Figure content listings:
::::::::
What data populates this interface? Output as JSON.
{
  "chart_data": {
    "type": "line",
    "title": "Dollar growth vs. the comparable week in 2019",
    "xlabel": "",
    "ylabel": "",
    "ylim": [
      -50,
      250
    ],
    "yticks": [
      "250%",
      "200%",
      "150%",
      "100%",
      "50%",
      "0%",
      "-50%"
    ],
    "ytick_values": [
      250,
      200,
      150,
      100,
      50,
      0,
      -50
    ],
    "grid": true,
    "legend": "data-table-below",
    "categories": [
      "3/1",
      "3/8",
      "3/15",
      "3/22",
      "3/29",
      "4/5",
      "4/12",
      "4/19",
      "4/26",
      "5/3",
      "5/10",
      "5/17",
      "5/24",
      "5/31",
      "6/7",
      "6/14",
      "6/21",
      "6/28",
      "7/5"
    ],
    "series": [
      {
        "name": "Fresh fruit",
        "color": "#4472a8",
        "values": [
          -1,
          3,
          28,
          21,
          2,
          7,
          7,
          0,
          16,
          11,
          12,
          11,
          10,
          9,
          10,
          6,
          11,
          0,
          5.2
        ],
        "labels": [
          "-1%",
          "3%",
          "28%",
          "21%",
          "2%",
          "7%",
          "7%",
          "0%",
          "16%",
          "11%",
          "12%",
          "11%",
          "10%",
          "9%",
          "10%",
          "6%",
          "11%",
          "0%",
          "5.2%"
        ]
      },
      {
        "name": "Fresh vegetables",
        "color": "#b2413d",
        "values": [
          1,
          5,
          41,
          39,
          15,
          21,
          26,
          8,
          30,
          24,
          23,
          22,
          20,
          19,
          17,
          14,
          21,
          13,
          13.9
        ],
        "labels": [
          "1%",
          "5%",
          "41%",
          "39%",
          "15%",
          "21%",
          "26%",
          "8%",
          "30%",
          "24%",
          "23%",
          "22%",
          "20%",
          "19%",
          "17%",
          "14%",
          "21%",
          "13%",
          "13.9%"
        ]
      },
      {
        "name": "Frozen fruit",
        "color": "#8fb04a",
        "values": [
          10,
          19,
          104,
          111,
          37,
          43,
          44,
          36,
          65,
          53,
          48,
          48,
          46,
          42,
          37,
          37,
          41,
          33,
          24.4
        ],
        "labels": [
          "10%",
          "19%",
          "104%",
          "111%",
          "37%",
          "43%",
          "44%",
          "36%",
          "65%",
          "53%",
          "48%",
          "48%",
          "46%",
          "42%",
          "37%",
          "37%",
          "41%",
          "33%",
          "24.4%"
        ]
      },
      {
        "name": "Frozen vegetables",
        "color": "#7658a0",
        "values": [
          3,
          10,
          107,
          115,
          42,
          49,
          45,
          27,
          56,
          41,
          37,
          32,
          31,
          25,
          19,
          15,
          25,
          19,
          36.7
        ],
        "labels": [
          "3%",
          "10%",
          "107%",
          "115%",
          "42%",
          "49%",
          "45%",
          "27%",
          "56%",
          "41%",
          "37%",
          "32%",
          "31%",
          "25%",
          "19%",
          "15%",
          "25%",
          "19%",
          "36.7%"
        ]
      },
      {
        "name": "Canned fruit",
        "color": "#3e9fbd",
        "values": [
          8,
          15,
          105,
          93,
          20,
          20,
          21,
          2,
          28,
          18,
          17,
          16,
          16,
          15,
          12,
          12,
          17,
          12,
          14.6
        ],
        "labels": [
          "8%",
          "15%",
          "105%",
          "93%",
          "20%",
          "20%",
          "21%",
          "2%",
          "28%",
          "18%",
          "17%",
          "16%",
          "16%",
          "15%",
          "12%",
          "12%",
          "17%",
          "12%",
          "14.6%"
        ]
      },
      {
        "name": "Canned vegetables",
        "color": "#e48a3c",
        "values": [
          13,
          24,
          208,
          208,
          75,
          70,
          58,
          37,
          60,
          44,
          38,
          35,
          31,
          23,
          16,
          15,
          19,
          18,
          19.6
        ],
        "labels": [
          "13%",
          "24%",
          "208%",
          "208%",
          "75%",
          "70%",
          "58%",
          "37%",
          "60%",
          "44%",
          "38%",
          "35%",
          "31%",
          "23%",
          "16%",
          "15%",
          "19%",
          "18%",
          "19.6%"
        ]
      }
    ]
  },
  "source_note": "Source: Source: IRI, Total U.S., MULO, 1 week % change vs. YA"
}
::::::::
§ **Objective**
Make a verbatim copy of every entry shown above.

§ **Task result**
What data populates this interface? Output as JSON.
{
  "chart_data": {
    "type": "line",
    "title": "Dollar growth vs. the comparable week in 2019",
    "xlabel": "",
    "ylabel": "",
    "ylim": [
      -50,
      250
    ],
    "yticks": [
      "250%",
      "200%",
      "150%",
      "100%",
      "50%",
      "0%",
      "-50%"
    ],
    "ytick_values": [
      250,
      200,
      150,
      100,
      50,
      0,
      -50
    ],
    "grid": true,
    "legend": "data-table-below",
    "categories": [
      "3/1",
      "3/8",
      "3/15",
      "3/22",
      "3/29",
      "4/5",
      "4/12",
      "4/19",
      "4/26",
      "5/3",
      "5/10",
      "5/17",
      "5/24",
      "5/31",
      "6/7",
      "6/14",
      "6/21",
      "6/28",
      "7/5"
    ],
    "series": [
      {
        "name": "Fresh fruit",
        "color": "#4472a8",
        "values": [
          -1,
          3,
          28,
          21,
          2,
          7,
          7,
          0,
          16,
          11,
          12,
          11,
          10,
          9,
          10,
          6,
          11,
          0,
          5.2
        ],
        "labels": [
          "-1%",
          "3%",
          "28%",
          "21%",
          "2%",
          "7%",
          "7%",
          "0%",
          "16%",
          "11%",
          "12%",
          "11%",
          "10%",
          "9%",
          "10%",
          "6%",
          "11%",
          "0%",
          "5.2%"
        ]
      },
      {
        "name": "Fresh vegetables",
        "color": "#b2413d",
        "values": [
          1,
          5,
          41,
          39,
          15,
          21,
          26,
          8,
          30,
          24,
          23,
          22,
          20,
          19,
          17,
          14,
          21,
          13,
          13.9
        ],
        "labels": [
          "1%",
          "5%",
          "41%",
          "39%",
          "15%",
          "21%",
          "26%",
          "8%",
          "30%",
          "24%",
          "23%",
          "22%",
          "20%",
          "19%",
          "17%",
          "14%",
          "21%",
          "13%",
          "13.9%"
        ]
      },
      {
        "name": "Frozen fruit",
        "color": "#8fb04a",
        "values": [
          10,
          19,
          104,
          111,
          37,
          43,
          44,
          36,
          65,
          53,
          48,
          48,
          46,
          42,
          37,
          37,
          41,
          33,
          24.4
        ],
        "labels": [
          "10%",
          "19%",
          "104%",
          "111%",
          "37%",
          "43%",
          "44%",
          "36%",
          "65%",
          "53%",
          "48%",
          "48%",
          "46%",
          "42%",
          "37%",
          "37%",
          "41%",
          "33%",
          "24.4%"
        ]
      },
      {
        "name": "Frozen vegetables",
        "color": "#7658a0",
        "values": [
          3,
          10,
          107,
          115,
          42,
          49,
          45,
          27,
          56,
          41,
          37,
          32,
          31,
          25,
          19,
          15,
          25,
          19,
          36.7
        ],
        "labels": [
          "3%",
          "10%",
          "107%",
          "115%",
          "42%",
          "49%",
          "45%",
          "27%",
          "56%",
          "41%",
          "37%",
          "32%",
          "31%",
          "25%",
          "19%",
          "15%",
          "25%",
          "19%",
          "36.7%"
        ]
      },
      {
        "name": "Canned fruit",
        "color": "#3e9fbd",
        "values": [
          8,
          15,
          105,
          93,
          20,
          20,
          21,
          2,
          28,
          18,
          17,
          16,
          16,
          15,
          12,
          12,
          17,
          12,
          14.6
        ],
        "labels": [
          "8%",
          "15%",
          "105%",
          "93%",
          "20%",
          "20%",
          "21%",
          "2%",
          "28%",
          "18%",
          "17%",
          "16%",
          "16%",
          "15%",
          "12%",
          "12%",
          "17%",
          "12%",
          "14.6%"
        ]
      },
      {
        "name": "Canned vegetables",
        "color": "#e48a3c",
        "values": [
          13,
          24,
          208,
          208,
          75,
          70,
          58,
          37,
          60,
          44,
          38,
          35,
          31,
          23,
          16,
          15,
          19,
          18,
          19.6
        ],
        "labels": [
          "13%",
          "24%",
          "208%",
          "208%",
          "75%",
          "70%",
          "58%",
          "37%",
          "60%",
          "44%",
          "38%",
          "35%",
          "31%",
          "23%",
          "16%",
          "15%",
          "19%",
          "18%",
          "19.6%"
        ]
      }
    ]
  },
  "source_note": "Source: Source: IRI, Total U.S., MULO, 1 week % change vs. YA"
}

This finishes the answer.